* _Texte présenté_:
================

L’un des plus beaux films de l’année, Dernier maquis a hélas trop rapidement perdu d’écrans. La faute, une fois n’est pas coutume, à un système qui laisse trop peu de place aux films formellement audacieux et qui visent autre chose que le divertissement. Nous ne saurions que trop vous conseiller d’aller à sa rencontre tant qu’il demeure visible.
La veille de la sortie de Dernier maquis, la présence d’Abel Jafri dans les locaux de Sarrazink Productions permet d’improviser une rencontre avec le comédien, professionnel, ayant joué dans deux des trois films de Rabah Ameur-Zaimèche, Bled Number One et Dernier maquis. Riche accompagnement des propos tenus par le cinéaste pour la même occasion (voir l’entretien), il revient sur l’expérience particulière que sont les films de Rabah Ameur-Zaïmèche, sur son métier d’acteur, les méthodes du cinéaste. Et transmet le plaisir qu’il ressent à jouer, à travailler.

================

* _Extrait de données_:

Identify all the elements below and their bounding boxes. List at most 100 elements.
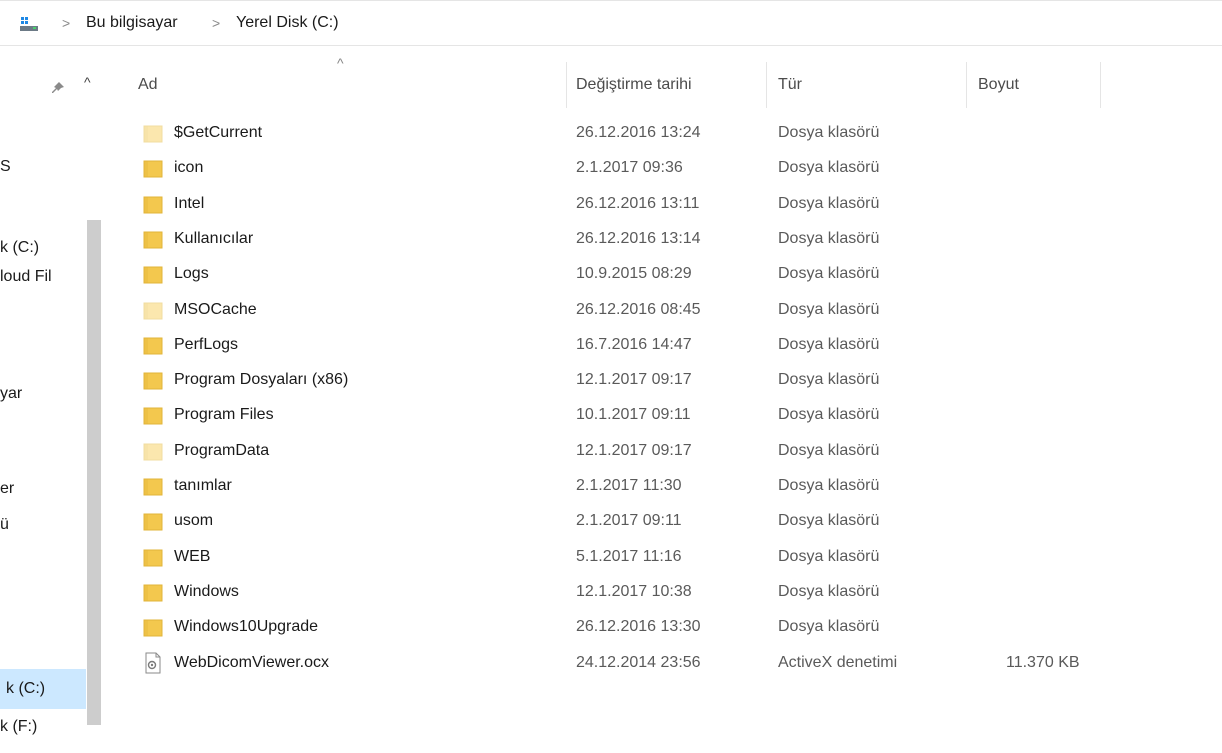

================

* _Consignes_:
(a) Pouvez-vous reformuler sous forme de liste le paragraphe du texte présenté qui commence par « La veille de la sortie », en conservant ses faits principaux ?
(b) Pourriez-vous poursuivre le texte sur Dernier maquis et Abel Jafri à partir de sa dernière phrase ?
Les lignes n'ont aucun lien avec le texte présenté.

* _Réponses_:
(a)
- La veille de la sortie de Dernier maquis, une rencontre avec Abel Jafri est improvisée dans les locaux de Sarrazink Productions.
- Comédien professionnel, il a joué dans deux des trois films de Rabah Ameur-Zaïmèche : Bled Number One et Dernier maquis.
- Ses propos accompagnent ceux que le cinéaste a tenus pour la même occasion.
- Il y revient sur l'expérience particulière des films de Rabah Ameur-Zaïmèche, sur son métier d'acteur et sur les méthodes du cinéaste.
- Il transmet le plaisir qu'il ressent à jouer et à travailler.

(b)
Pour préparer le tournage de Bled Number One, vous avez passé du temps dans le village algérien dans lequel se passe le film, pour vous imprégner de la façon de vivre des gens, les connaître…
Oui, car pour des raisons de crédibilité je ne pouvais pas jouer en français le rôle de Bouzig qui vivait dans ce village. Donc avec Rabah on a décidé que je devais travailler sur la langue, même si c’est une langue que je comprends, car la parler c’est différent, ça dépend des régions. Je suis parti vivre avec les gens du village, en me coupant d’une partie de l’équipe de production française pour ne pas avoir à parler français et trouver les intonations arabes spécifiques à cette région, ce qui n’était pas évident du tout. Du coup je me suis imprégné de cette langue et du rythme des gens, de leur manière de fonctionner. Ça m’a permis de trouver de petits détails pour cerner l’état d’esprit de mon personnage, son ambiguïté et sa force. Et puis la force du film c’est de travailler avec Rabah. C’est génial de travailler avec lui : il nous laisse libres, nous souffle des choses et nous on lui en amène en retour. On est dans un rapport de confiance, il reste ouvert et les échanges se font d’un côté comme de l’autre. Il installe ses caméras (pour Bled on a travaillé avec deux caméras) et il nous donne la liberté de travailler à l’intérieur de ça. Après on fait de petits réglages, un peu plus là un peu moins là, de petites choses comme ça. C’est super de travailler avec lui.
À quel niveau exactement et à quel degré s’exerce t‑elle cette liberté ?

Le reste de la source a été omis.